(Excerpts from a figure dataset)
##########

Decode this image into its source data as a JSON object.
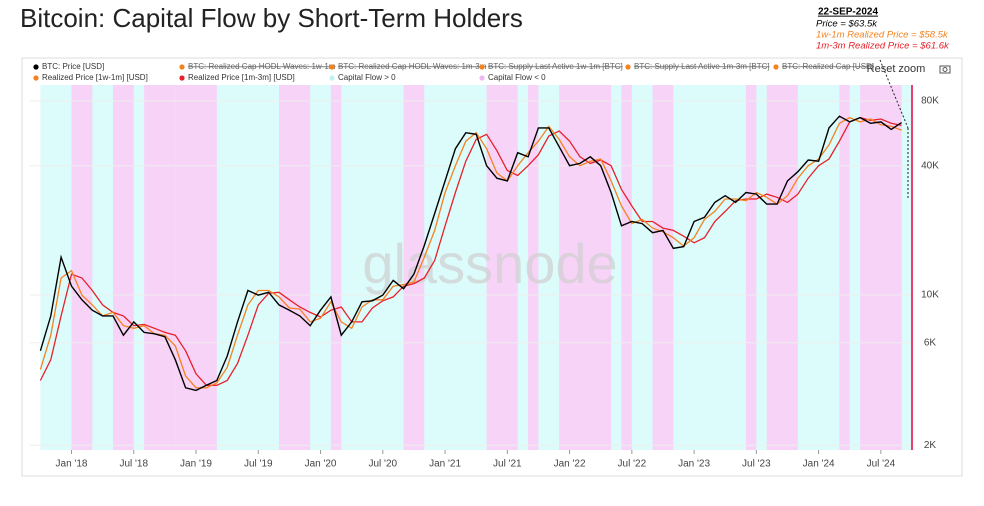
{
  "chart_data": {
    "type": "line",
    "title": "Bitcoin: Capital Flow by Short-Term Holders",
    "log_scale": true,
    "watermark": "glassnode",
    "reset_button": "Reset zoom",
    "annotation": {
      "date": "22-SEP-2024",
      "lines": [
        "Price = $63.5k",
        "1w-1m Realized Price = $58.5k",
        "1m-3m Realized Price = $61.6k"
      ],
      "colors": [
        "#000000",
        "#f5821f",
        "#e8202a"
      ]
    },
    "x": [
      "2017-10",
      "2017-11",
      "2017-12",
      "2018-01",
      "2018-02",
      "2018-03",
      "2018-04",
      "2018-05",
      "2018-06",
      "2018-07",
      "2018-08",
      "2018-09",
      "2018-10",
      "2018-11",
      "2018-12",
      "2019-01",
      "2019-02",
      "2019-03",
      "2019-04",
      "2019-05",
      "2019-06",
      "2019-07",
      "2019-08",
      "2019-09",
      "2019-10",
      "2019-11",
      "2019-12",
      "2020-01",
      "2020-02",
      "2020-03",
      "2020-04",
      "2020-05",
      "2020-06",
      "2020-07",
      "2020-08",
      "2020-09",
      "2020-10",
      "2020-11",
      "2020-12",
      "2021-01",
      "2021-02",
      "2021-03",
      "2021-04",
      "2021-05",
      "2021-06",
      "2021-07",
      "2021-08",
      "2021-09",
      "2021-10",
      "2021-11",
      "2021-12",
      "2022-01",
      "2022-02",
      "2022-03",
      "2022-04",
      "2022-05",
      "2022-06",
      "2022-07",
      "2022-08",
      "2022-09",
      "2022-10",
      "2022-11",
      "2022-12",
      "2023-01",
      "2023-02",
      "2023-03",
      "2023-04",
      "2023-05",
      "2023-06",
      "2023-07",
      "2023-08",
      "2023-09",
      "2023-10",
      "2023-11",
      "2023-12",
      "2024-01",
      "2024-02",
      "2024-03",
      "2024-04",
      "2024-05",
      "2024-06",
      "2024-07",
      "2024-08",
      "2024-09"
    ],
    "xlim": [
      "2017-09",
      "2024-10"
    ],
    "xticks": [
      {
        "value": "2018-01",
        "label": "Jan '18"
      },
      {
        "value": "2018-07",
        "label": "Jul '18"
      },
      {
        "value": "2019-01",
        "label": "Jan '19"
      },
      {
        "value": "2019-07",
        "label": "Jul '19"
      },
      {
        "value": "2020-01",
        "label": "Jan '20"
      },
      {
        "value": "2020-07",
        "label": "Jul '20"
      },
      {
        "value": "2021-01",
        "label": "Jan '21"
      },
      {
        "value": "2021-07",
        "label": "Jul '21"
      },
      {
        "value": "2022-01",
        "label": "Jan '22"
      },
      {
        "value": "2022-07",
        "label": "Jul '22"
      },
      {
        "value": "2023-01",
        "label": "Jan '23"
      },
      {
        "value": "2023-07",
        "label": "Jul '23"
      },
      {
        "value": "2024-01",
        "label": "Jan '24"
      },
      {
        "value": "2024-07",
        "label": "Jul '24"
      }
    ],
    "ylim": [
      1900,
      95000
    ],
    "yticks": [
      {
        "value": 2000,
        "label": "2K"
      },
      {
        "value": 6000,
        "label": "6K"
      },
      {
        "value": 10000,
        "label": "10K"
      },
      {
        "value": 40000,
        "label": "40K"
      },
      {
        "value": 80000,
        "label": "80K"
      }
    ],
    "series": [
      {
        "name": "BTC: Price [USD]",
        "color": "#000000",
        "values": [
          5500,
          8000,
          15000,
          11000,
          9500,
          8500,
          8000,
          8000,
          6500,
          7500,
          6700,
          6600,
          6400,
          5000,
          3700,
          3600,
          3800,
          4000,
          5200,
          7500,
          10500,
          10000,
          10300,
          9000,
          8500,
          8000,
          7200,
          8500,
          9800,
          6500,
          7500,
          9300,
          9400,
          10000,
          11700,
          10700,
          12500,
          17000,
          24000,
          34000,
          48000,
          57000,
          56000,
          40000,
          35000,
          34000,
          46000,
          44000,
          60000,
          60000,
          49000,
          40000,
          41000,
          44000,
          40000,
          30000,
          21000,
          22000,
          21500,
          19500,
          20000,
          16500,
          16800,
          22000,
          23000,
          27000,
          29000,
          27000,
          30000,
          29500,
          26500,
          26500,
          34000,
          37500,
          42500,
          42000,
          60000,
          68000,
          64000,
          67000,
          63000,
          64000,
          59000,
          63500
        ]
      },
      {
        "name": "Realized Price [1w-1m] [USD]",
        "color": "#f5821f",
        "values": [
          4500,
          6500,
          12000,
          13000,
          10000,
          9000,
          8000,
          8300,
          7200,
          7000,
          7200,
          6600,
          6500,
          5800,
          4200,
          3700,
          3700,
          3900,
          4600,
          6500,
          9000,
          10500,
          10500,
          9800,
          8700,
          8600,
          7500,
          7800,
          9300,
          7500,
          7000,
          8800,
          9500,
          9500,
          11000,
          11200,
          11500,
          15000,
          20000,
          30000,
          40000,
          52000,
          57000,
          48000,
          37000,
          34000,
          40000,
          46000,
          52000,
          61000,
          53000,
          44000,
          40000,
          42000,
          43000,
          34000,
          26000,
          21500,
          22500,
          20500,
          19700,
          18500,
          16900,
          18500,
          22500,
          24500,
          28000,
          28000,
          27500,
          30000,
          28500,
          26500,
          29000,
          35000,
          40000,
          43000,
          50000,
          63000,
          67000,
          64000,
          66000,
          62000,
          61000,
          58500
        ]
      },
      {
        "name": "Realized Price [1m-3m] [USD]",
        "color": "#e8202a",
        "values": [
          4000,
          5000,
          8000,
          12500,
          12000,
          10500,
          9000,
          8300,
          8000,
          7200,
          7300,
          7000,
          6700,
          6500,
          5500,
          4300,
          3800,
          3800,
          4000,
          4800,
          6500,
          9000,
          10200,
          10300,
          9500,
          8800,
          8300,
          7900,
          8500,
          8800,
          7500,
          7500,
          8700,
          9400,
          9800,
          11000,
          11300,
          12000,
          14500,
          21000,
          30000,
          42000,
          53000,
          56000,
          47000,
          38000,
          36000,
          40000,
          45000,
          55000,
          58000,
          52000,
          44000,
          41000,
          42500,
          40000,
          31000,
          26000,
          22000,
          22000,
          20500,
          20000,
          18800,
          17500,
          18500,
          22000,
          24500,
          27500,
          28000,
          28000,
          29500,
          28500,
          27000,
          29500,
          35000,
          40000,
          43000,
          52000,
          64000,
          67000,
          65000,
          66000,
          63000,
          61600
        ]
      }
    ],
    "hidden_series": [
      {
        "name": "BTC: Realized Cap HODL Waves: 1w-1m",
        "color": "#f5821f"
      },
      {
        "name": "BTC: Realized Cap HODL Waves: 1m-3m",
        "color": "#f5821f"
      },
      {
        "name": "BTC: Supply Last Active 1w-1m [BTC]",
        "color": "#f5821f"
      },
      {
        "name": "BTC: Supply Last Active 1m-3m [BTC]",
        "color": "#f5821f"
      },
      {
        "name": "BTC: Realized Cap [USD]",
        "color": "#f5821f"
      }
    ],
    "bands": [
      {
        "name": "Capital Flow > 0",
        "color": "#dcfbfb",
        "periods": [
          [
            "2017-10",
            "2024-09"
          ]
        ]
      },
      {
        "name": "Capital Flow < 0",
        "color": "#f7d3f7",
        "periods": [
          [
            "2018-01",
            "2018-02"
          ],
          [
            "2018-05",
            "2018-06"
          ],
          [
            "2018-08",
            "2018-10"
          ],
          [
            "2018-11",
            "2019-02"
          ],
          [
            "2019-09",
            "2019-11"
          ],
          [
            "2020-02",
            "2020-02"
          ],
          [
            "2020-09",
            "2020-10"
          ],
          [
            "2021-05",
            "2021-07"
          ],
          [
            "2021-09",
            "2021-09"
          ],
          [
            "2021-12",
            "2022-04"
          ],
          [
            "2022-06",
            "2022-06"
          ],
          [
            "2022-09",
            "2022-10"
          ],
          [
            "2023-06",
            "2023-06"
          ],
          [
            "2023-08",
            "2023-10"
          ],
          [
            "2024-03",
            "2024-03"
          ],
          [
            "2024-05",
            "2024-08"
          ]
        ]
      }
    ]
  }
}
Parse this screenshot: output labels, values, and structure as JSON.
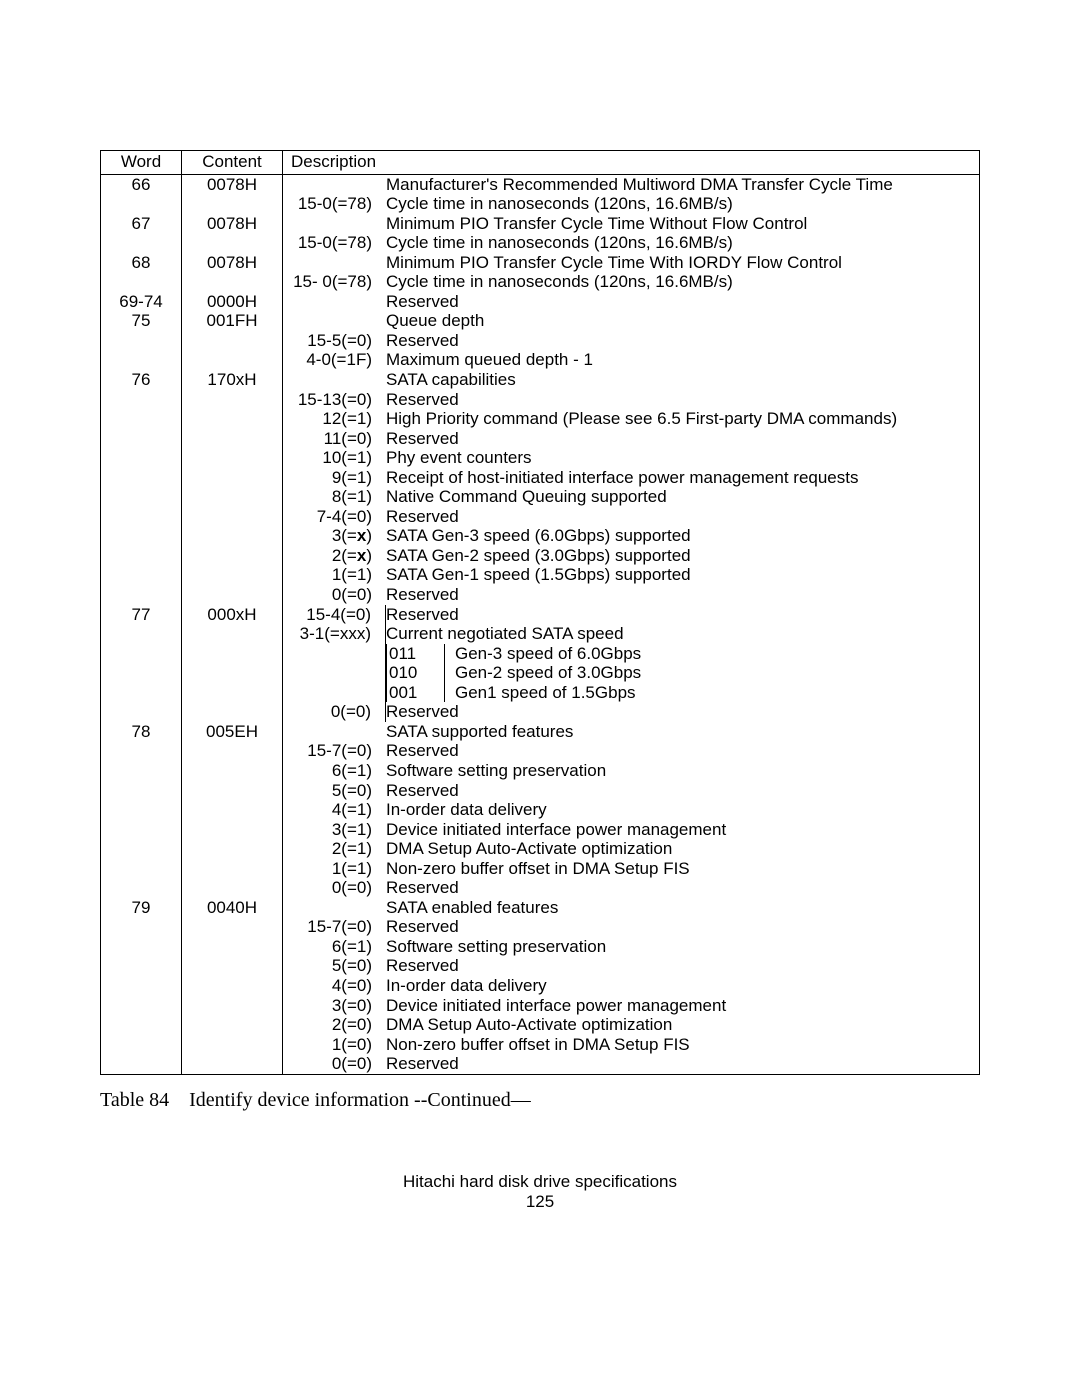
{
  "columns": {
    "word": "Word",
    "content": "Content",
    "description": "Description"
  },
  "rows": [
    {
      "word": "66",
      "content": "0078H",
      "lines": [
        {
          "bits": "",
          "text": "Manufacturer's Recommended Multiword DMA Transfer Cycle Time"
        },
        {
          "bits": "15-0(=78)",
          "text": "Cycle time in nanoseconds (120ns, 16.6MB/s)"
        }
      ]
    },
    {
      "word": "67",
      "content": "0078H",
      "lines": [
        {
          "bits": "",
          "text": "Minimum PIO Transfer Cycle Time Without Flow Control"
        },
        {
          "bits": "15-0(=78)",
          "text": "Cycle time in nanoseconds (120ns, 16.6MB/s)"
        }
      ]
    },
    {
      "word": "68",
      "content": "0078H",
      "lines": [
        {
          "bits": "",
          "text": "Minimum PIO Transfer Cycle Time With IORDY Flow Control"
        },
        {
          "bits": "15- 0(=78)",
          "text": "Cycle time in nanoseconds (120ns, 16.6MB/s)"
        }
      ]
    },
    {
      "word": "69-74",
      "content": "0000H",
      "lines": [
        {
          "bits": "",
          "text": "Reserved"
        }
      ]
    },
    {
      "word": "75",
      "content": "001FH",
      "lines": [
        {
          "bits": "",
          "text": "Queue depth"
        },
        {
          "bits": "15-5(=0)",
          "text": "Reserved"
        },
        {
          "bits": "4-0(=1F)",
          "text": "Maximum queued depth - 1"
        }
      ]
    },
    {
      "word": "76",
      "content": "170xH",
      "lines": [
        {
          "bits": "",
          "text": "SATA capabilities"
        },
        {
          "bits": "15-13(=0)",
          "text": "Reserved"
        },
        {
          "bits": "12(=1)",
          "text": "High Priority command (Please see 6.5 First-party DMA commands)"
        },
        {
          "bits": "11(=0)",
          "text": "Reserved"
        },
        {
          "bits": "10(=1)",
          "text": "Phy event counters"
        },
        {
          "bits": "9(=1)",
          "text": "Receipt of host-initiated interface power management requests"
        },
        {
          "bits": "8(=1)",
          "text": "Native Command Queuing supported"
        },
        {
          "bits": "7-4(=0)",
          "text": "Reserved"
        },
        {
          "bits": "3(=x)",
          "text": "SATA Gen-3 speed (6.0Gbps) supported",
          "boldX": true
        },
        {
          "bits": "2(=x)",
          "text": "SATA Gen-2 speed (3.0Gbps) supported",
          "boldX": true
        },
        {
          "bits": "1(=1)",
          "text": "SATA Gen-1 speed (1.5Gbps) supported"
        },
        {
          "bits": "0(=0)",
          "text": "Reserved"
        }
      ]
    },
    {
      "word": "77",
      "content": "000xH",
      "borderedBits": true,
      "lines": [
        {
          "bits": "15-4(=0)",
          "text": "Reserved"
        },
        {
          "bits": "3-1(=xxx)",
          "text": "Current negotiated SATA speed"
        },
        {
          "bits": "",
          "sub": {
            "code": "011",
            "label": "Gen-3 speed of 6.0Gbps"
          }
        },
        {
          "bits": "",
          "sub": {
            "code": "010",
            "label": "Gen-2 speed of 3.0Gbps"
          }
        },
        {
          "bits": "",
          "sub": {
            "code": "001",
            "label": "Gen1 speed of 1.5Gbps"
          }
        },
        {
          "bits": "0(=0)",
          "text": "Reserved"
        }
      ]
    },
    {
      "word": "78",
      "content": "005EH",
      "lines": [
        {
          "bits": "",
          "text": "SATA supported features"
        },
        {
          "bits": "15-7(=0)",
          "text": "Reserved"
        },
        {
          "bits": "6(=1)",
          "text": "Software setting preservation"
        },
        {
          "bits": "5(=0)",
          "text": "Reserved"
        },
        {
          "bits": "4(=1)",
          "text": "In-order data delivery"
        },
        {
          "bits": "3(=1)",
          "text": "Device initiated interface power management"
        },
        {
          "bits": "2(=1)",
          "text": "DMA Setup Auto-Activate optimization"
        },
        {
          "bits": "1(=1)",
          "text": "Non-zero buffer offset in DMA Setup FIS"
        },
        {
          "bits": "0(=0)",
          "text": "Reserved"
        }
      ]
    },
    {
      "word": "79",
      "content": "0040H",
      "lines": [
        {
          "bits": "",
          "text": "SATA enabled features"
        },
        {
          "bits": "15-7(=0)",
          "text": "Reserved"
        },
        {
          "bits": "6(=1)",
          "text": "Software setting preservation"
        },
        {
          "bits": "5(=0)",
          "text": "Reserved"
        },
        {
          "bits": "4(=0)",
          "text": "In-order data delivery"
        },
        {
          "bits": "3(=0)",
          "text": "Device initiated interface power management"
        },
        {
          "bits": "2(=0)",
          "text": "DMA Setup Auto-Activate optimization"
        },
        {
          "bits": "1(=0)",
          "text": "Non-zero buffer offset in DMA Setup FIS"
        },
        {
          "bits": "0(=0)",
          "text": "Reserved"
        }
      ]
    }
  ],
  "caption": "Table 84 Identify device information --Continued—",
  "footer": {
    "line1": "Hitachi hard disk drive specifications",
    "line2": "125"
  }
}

##########

Work to do
Copy out each line of the records where the string "Minimum" appears.

Full output
          "text": "Minimum PIO Transfer Cycle Time Without Flow Control"
          "text": "Minimum PIO Transfer Cycle Time With IORDY Flow Control"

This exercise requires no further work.